═════ RECORDS SHOWN
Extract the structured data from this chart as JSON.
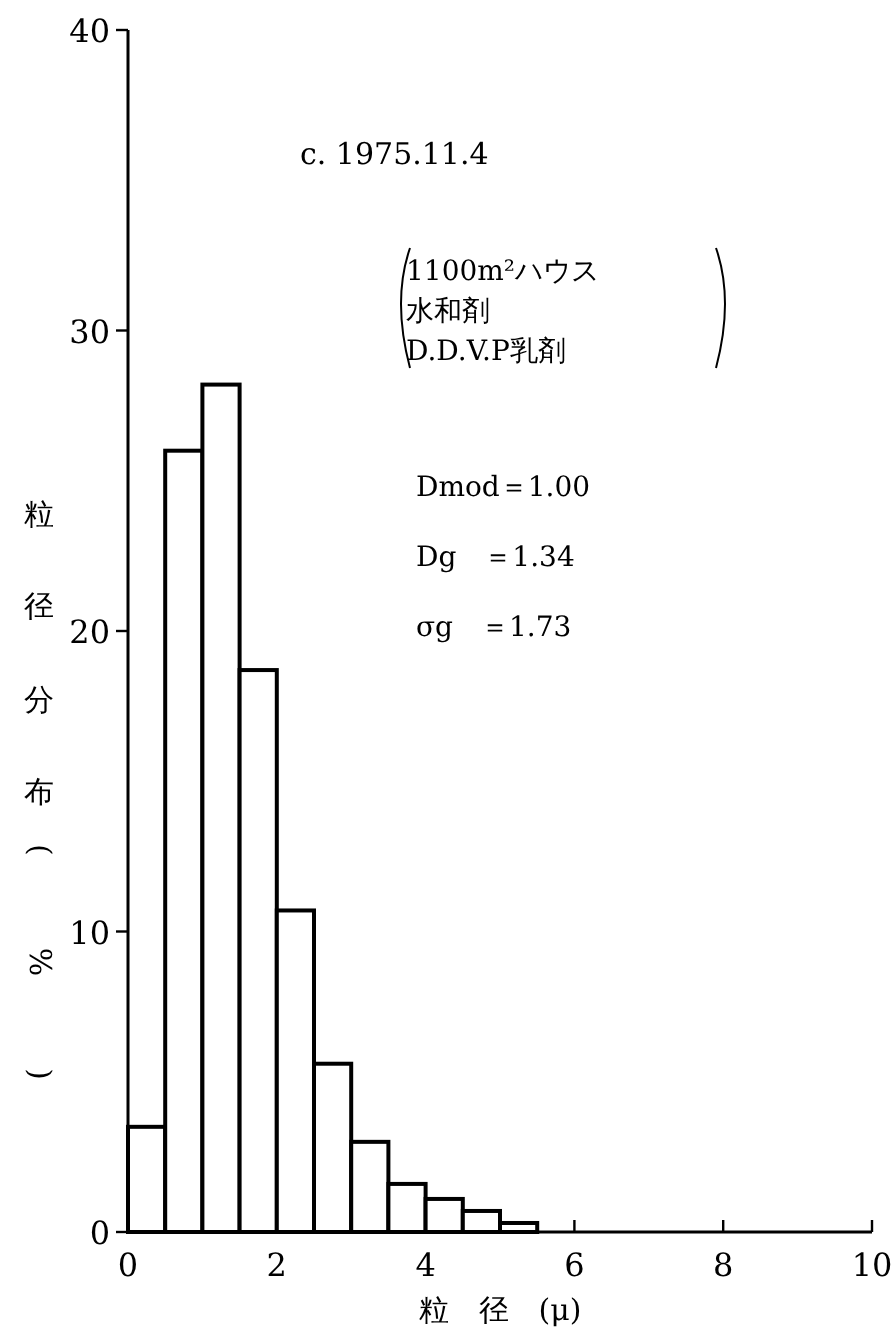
{
  "chart_data": {
    "type": "histogram",
    "title": "c.  1975.11.4",
    "xlabel": "粒　径　(μ)",
    "ylabel": "粒径分布(%)",
    "annotations": [
      "1100m²ハウス",
      "水和剤",
      "D.D.V.P乳剤",
      "Dmod＝1.00",
      "Dg　＝1.34",
      "σg　＝1.73"
    ],
    "bins": [
      0,
      0.5,
      1,
      1.5,
      2,
      2.5,
      3,
      3.5,
      4,
      4.5,
      5,
      5.5
    ],
    "values": [
      3.5,
      26.0,
      28.2,
      18.7,
      10.7,
      5.6,
      3.0,
      1.6,
      1.1,
      0.7,
      0.3
    ],
    "xlim": [
      0,
      10
    ],
    "ylim": [
      0,
      40
    ],
    "xticks": [
      0,
      2,
      4,
      6,
      8,
      10
    ],
    "yticks": [
      0,
      10,
      20,
      30,
      40
    ]
  }
}
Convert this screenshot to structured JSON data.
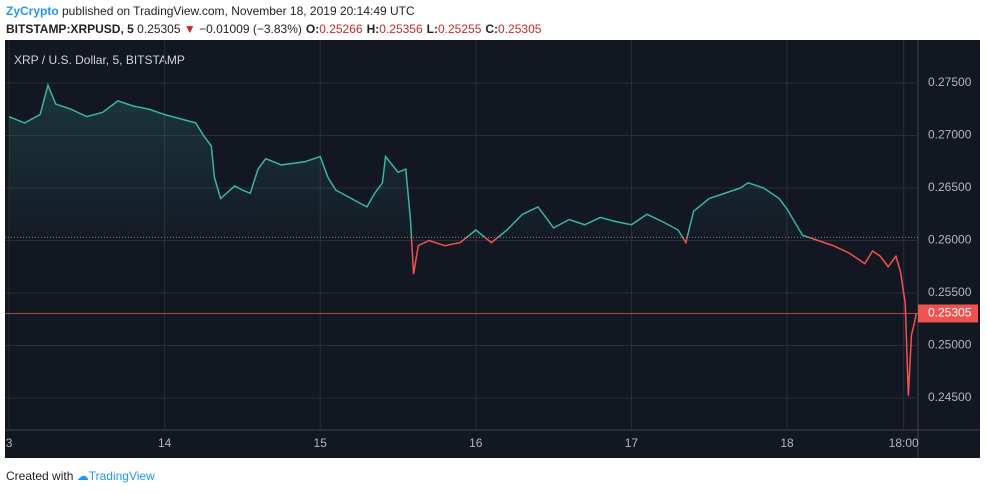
{
  "header": {
    "author": "ZyCrypto",
    "published": " published on TradingView.com, November 18, 2019 20:14:49 UTC",
    "symbol": "BITSTAMP:XRPUSD, 5",
    "price": "0.25305",
    "change": "−0.01009 (−3.83%)",
    "ohlc": [
      {
        "label": "O:",
        "value": "0.25266"
      },
      {
        "label": "H:",
        "value": "0.25356"
      },
      {
        "label": "L:",
        "value": "0.25255"
      },
      {
        "label": "C:",
        "value": "0.25305"
      }
    ]
  },
  "chart_data": {
    "type": "line",
    "title": "XRP / U.S. Dollar, 5, BITSTAMP",
    "x": [
      13.0,
      13.1,
      13.2,
      13.25,
      13.3,
      13.4,
      13.5,
      13.6,
      13.7,
      13.8,
      13.9,
      14.0,
      14.1,
      14.2,
      14.25,
      14.3,
      14.32,
      14.36,
      14.45,
      14.5,
      14.55,
      14.6,
      14.65,
      14.75,
      14.9,
      15.0,
      15.05,
      15.1,
      15.2,
      15.3,
      15.35,
      15.4,
      15.42,
      15.5,
      15.55,
      15.58,
      15.6,
      15.63,
      15.7,
      15.8,
      15.9,
      16.0,
      16.1,
      16.2,
      16.3,
      16.4,
      16.5,
      16.6,
      16.7,
      16.8,
      16.9,
      17.0,
      17.1,
      17.2,
      17.3,
      17.35,
      17.4,
      17.5,
      17.6,
      17.7,
      17.75,
      17.85,
      17.95,
      18.0,
      18.1,
      18.2,
      18.3,
      18.4,
      18.5,
      18.55,
      18.6,
      18.65,
      18.7,
      18.73,
      18.76,
      18.78,
      18.8,
      18.82,
      18.83
    ],
    "series": [
      {
        "name": "XRPUSD",
        "color": "#3bb3a0",
        "color_below": "#ef5350",
        "values": [
          0.2718,
          0.2712,
          0.272,
          0.2748,
          0.273,
          0.2725,
          0.2718,
          0.2722,
          0.2733,
          0.2728,
          0.2725,
          0.272,
          0.2716,
          0.2712,
          0.27,
          0.269,
          0.266,
          0.264,
          0.2652,
          0.2648,
          0.2645,
          0.2668,
          0.2678,
          0.2672,
          0.2675,
          0.268,
          0.266,
          0.2648,
          0.264,
          0.2632,
          0.2645,
          0.2655,
          0.268,
          0.2665,
          0.2668,
          0.262,
          0.2568,
          0.2595,
          0.26,
          0.2595,
          0.2598,
          0.261,
          0.2598,
          0.261,
          0.2625,
          0.2632,
          0.2612,
          0.262,
          0.2615,
          0.2622,
          0.2618,
          0.2615,
          0.2625,
          0.2618,
          0.261,
          0.2598,
          0.2628,
          0.264,
          0.2645,
          0.265,
          0.2655,
          0.265,
          0.264,
          0.263,
          0.2605,
          0.26,
          0.2595,
          0.2588,
          0.2578,
          0.259,
          0.2585,
          0.2575,
          0.2585,
          0.257,
          0.254,
          0.2452,
          0.251,
          0.2522,
          0.25305
        ]
      }
    ],
    "baseline": 0.2603,
    "last_price": 0.25305,
    "xlim": [
      12.974,
      18.842
    ],
    "ylim": [
      0.24195,
      0.2791
    ],
    "xticks": [
      {
        "value": 13,
        "label": "3"
      },
      14,
      15,
      16,
      17,
      18,
      {
        "value": 18.75,
        "label": "18:00"
      }
    ],
    "yticks": [
      {
        "value": 0.245,
        "label": "0.24500"
      },
      {
        "value": 0.25,
        "label": "0.25000"
      },
      {
        "value": 0.255,
        "label": "0.25500"
      },
      {
        "value": 0.26,
        "label": "0.26000"
      },
      {
        "value": 0.265,
        "label": "0.26500"
      },
      {
        "value": 0.27,
        "label": "0.27000"
      },
      {
        "value": 0.275,
        "label": "0.27500"
      }
    ],
    "grid": true
  },
  "footer": {
    "created": "Created with",
    "brand": "TradingView"
  }
}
══════════
Without the pictures, write out all of the material exactly.

- [TASK ANSWER]:
Extract the structured data from this chart as JSON.
{
  "chart_data": {
    "type": "histogram",
    "title": "c.  1975.11.4",
    "xlabel": "粒　径　(μ)",
    "ylabel": "粒径分布(%)",
    "annotations": [
      "1100m²ハウス",
      "水和剤",
      "D.D.V.P乳剤",
      "Dmod＝1.00",
      "Dg　＝1.34",
      "σg　＝1.73"
    ],
    "bins": [
      0,
      0.5,
      1,
      1.5,
      2,
      2.5,
      3,
      3.5,
      4,
      4.5,
      5,
      5.5
    ],
    "values": [
      3.5,
      26.0,
      28.2,
      18.7,
      10.7,
      5.6,
      3.0,
      1.6,
      1.1,
      0.7,
      0.3
    ],
    "xlim": [
      0,
      10
    ],
    "ylim": [
      0,
      40
    ],
    "xticks": [
      0,
      2,
      4,
      6,
      8,
      10
    ],
    "yticks": [
      0,
      10,
      20,
      30,
      40
    ]
  }
}
Convert this screenshot to structured JSON data.
{
  "header": {
    "author": "ZyCrypto",
    "published": " published on TradingView.com, November 18, 2019 20:14:49 UTC",
    "symbol": "BITSTAMP:XRPUSD, 5",
    "price": "0.25305",
    "change": "−0.01009 (−3.83%)",
    "ohlc": [
      {
        "label": "O:",
        "value": "0.25266"
      },
      {
        "label": "H:",
        "value": "0.25356"
      },
      {
        "label": "L:",
        "value": "0.25255"
      },
      {
        "label": "C:",
        "value": "0.25305"
      }
    ]
  },
  "chart_data": {
    "type": "line",
    "title": "XRP / U.S. Dollar, 5, BITSTAMP",
    "x": [
      13.0,
      13.1,
      13.2,
      13.25,
      13.3,
      13.4,
      13.5,
      13.6,
      13.7,
      13.8,
      13.9,
      14.0,
      14.1,
      14.2,
      14.25,
      14.3,
      14.32,
      14.36,
      14.45,
      14.5,
      14.55,
      14.6,
      14.65,
      14.75,
      14.9,
      15.0,
      15.05,
      15.1,
      15.2,
      15.3,
      15.35,
      15.4,
      15.42,
      15.5,
      15.55,
      15.58,
      15.6,
      15.63,
      15.7,
      15.8,
      15.9,
      16.0,
      16.1,
      16.2,
      16.3,
      16.4,
      16.5,
      16.6,
      16.7,
      16.8,
      16.9,
      17.0,
      17.1,
      17.2,
      17.3,
      17.35,
      17.4,
      17.5,
      17.6,
      17.7,
      17.75,
      17.85,
      17.95,
      18.0,
      18.1,
      18.2,
      18.3,
      18.4,
      18.5,
      18.55,
      18.6,
      18.65,
      18.7,
      18.73,
      18.76,
      18.78,
      18.8,
      18.82,
      18.83
    ],
    "series": [
      {
        "name": "XRPUSD",
        "color": "#3bb3a0",
        "color_below": "#ef5350",
        "values": [
          0.2718,
          0.2712,
          0.272,
          0.2748,
          0.273,
          0.2725,
          0.2718,
          0.2722,
          0.2733,
          0.2728,
          0.2725,
          0.272,
          0.2716,
          0.2712,
          0.27,
          0.269,
          0.266,
          0.264,
          0.2652,
          0.2648,
          0.2645,
          0.2668,
          0.2678,
          0.2672,
          0.2675,
          0.268,
          0.266,
          0.2648,
          0.264,
          0.2632,
          0.2645,
          0.2655,
          0.268,
          0.2665,
          0.2668,
          0.262,
          0.2568,
          0.2595,
          0.26,
          0.2595,
          0.2598,
          0.261,
          0.2598,
          0.261,
          0.2625,
          0.2632,
          0.2612,
          0.262,
          0.2615,
          0.2622,
          0.2618,
          0.2615,
          0.2625,
          0.2618,
          0.261,
          0.2598,
          0.2628,
          0.264,
          0.2645,
          0.265,
          0.2655,
          0.265,
          0.264,
          0.263,
          0.2605,
          0.26,
          0.2595,
          0.2588,
          0.2578,
          0.259,
          0.2585,
          0.2575,
          0.2585,
          0.257,
          0.254,
          0.2452,
          0.251,
          0.2522,
          0.25305
        ]
      }
    ],
    "baseline": 0.2603,
    "last_price": 0.25305,
    "xlim": [
      12.974,
      18.842
    ],
    "ylim": [
      0.24195,
      0.2791
    ],
    "xticks": [
      {
        "value": 13,
        "label": "3"
      },
      14,
      15,
      16,
      17,
      18,
      {
        "value": 18.75,
        "label": "18:00"
      }
    ],
    "yticks": [
      {
        "value": 0.245,
        "label": "0.24500"
      },
      {
        "value": 0.25,
        "label": "0.25000"
      },
      {
        "value": 0.255,
        "label": "0.25500"
      },
      {
        "value": 0.26,
        "label": "0.26000"
      },
      {
        "value": 0.265,
        "label": "0.26500"
      },
      {
        "value": 0.27,
        "label": "0.27000"
      },
      {
        "value": 0.275,
        "label": "0.27500"
      }
    ],
    "grid": true
  },
  "footer": {
    "created": "Created with",
    "brand": "TradingView"
  }
}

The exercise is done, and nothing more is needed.